Reproduce all of the data below without alteration; exclude every picture.

━━ Extracted records

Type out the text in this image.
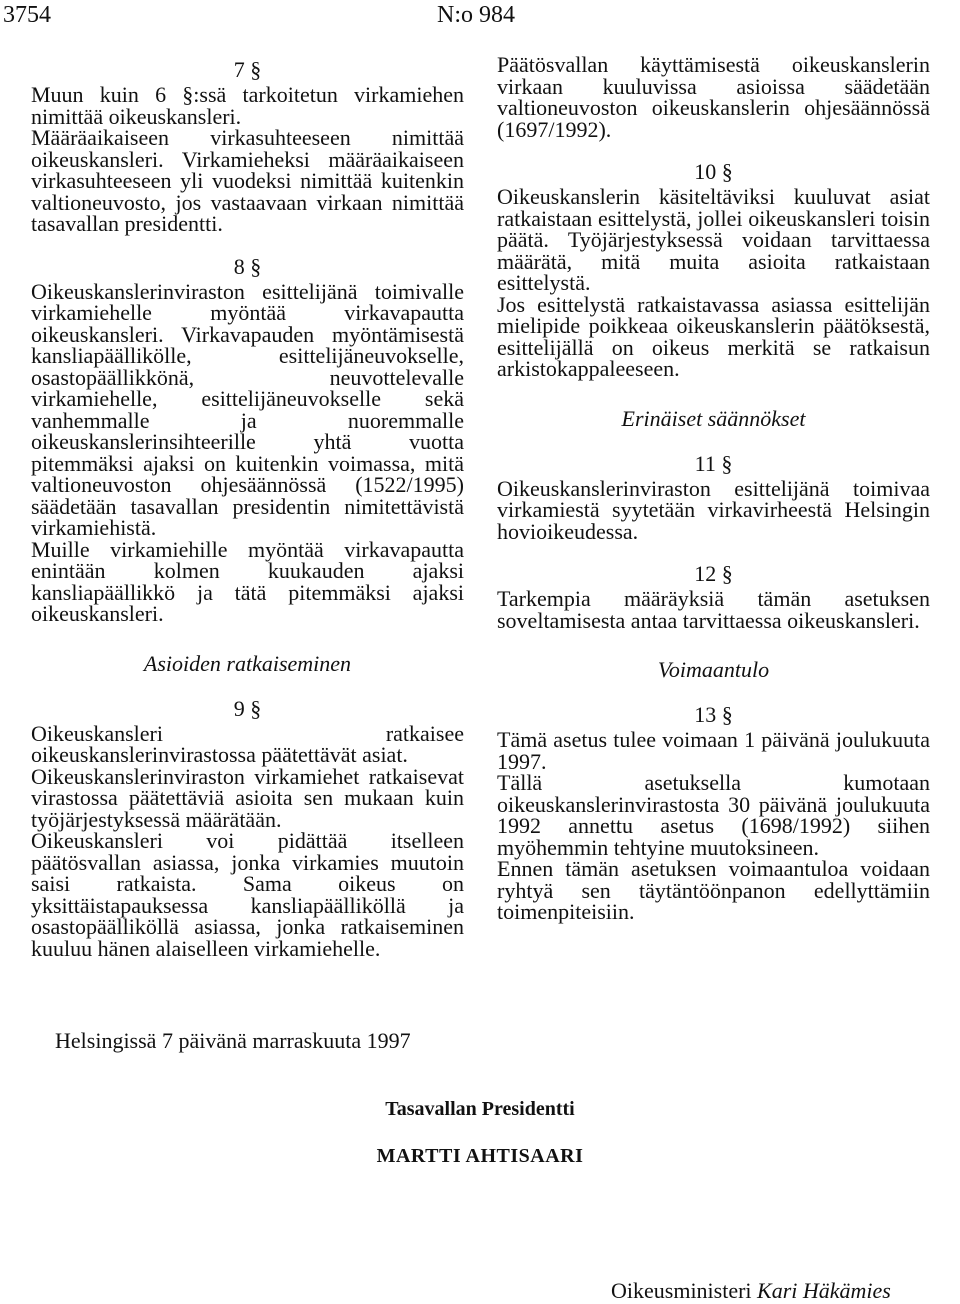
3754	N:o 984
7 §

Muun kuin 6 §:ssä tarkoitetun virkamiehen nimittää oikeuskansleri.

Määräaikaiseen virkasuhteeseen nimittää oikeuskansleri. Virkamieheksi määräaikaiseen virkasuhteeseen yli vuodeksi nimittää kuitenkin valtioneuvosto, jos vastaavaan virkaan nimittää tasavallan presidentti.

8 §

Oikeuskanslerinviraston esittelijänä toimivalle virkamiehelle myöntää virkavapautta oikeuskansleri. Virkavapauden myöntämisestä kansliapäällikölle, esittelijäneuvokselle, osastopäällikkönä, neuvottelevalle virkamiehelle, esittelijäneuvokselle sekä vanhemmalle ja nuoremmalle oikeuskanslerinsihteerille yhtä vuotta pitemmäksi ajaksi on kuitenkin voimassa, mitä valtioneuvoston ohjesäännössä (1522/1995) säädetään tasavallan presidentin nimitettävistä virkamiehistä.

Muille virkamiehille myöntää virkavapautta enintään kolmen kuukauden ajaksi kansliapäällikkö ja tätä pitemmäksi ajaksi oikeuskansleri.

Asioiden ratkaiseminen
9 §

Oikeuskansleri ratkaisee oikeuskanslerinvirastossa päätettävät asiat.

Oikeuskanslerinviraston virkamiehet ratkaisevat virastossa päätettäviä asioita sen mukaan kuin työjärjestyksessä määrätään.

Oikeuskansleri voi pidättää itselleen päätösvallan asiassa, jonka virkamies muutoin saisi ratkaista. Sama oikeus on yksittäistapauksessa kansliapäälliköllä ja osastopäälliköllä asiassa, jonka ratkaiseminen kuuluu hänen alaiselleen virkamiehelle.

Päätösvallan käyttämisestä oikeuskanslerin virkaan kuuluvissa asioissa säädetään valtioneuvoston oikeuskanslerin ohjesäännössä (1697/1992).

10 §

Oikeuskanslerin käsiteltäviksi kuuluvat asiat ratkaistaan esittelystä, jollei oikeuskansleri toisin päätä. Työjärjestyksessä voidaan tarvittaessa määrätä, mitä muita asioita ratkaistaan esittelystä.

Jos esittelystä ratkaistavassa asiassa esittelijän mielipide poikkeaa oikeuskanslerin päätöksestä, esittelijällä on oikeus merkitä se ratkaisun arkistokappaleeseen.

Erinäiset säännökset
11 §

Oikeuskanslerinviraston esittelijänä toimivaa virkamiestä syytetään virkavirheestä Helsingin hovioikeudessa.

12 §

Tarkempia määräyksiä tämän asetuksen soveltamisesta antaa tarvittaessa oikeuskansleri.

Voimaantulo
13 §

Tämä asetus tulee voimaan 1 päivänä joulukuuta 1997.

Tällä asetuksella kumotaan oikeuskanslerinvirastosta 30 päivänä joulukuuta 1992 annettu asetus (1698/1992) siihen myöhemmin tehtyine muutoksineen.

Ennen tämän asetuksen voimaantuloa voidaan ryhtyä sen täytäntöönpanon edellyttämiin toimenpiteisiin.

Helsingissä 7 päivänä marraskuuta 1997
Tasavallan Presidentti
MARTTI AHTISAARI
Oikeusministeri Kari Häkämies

━━━━

• **Task answer**
Type out the text in this image.
3754	N:o 984
7 §

Muun kuin 6 §:ssä tarkoitetun virkamiehen nimittää oikeuskansleri.

Määräaikaiseen virkasuhteeseen nimittää oikeuskansleri. Virkamieheksi määräaikaiseen virkasuhteeseen yli vuodeksi nimittää kuitenkin valtioneuvosto, jos vastaavaan virkaan nimittää tasavallan presidentti.

8 §

Oikeuskanslerinviraston esittelijänä toimivalle virkamiehelle myöntää virkavapautta oikeuskansleri. Virkavapauden myöntämisestä kansliapäällikölle, esittelijäneuvokselle, osastopäällikkönä, neuvottelevalle virkamiehelle, esittelijäneuvokselle sekä vanhemmalle ja nuoremmalle oikeuskanslerinsihteerille yhtä vuotta pitemmäksi ajaksi on kuitenkin voimassa, mitä valtioneuvoston ohjesäännössä (1522/1995) säädetään tasavallan presidentin nimitettävistä virkamiehistä.

Muille virkamiehille myöntää virkavapautta enintään kolmen kuukauden ajaksi kansliapäällikkö ja tätä pitemmäksi ajaksi oikeuskansleri.

Asioiden ratkaiseminen
9 §

Oikeuskansleri ratkaisee oikeuskanslerinvirastossa päätettävät asiat.

Oikeuskanslerinviraston virkamiehet ratkaisevat virastossa päätettäviä asioita sen mukaan kuin työjärjestyksessä määrätään.

Oikeuskansleri voi pidättää itselleen päätösvallan asiassa, jonka virkamies muutoin saisi ratkaista. Sama oikeus on yksittäistapauksessa kansliapäälliköllä ja osastopäälliköllä asiassa, jonka ratkaiseminen kuuluu hänen alaiselleen virkamiehelle.

Päätösvallan käyttämisestä oikeuskanslerin virkaan kuuluvissa asioissa säädetään valtioneuvoston oikeuskanslerin ohjesäännössä (1697/1992).

10 §

Oikeuskanslerin käsiteltäviksi kuuluvat asiat ratkaistaan esittelystä, jollei oikeuskansleri toisin päätä. Työjärjestyksessä voidaan tarvittaessa määrätä, mitä muita asioita ratkaistaan esittelystä.

Jos esittelystä ratkaistavassa asiassa esittelijän mielipide poikkeaa oikeuskanslerin päätöksestä, esittelijällä on oikeus merkitä se ratkaisun arkistokappaleeseen.

Erinäiset säännökset
11 §

Oikeuskanslerinviraston esittelijänä toimivaa virkamiestä syytetään virkavirheestä Helsingin hovioikeudessa.

12 §

Tarkempia määräyksiä tämän asetuksen soveltamisesta antaa tarvittaessa oikeuskansleri.

Voimaantulo
13 §

Tämä asetus tulee voimaan 1 päivänä joulukuuta 1997.

Tällä asetuksella kumotaan oikeuskanslerinvirastosta 30 päivänä joulukuuta 1992 annettu asetus (1698/1992) siihen myöhemmin tehtyine muutoksineen.

Ennen tämän asetuksen voimaantuloa voidaan ryhtyä sen täytäntöönpanon edellyttämiin toimenpiteisiin.

Helsingissä 7 päivänä marraskuuta 1997
Tasavallan Presidentti
MARTTI AHTISAARI
Oikeusministeri Kari Häkämies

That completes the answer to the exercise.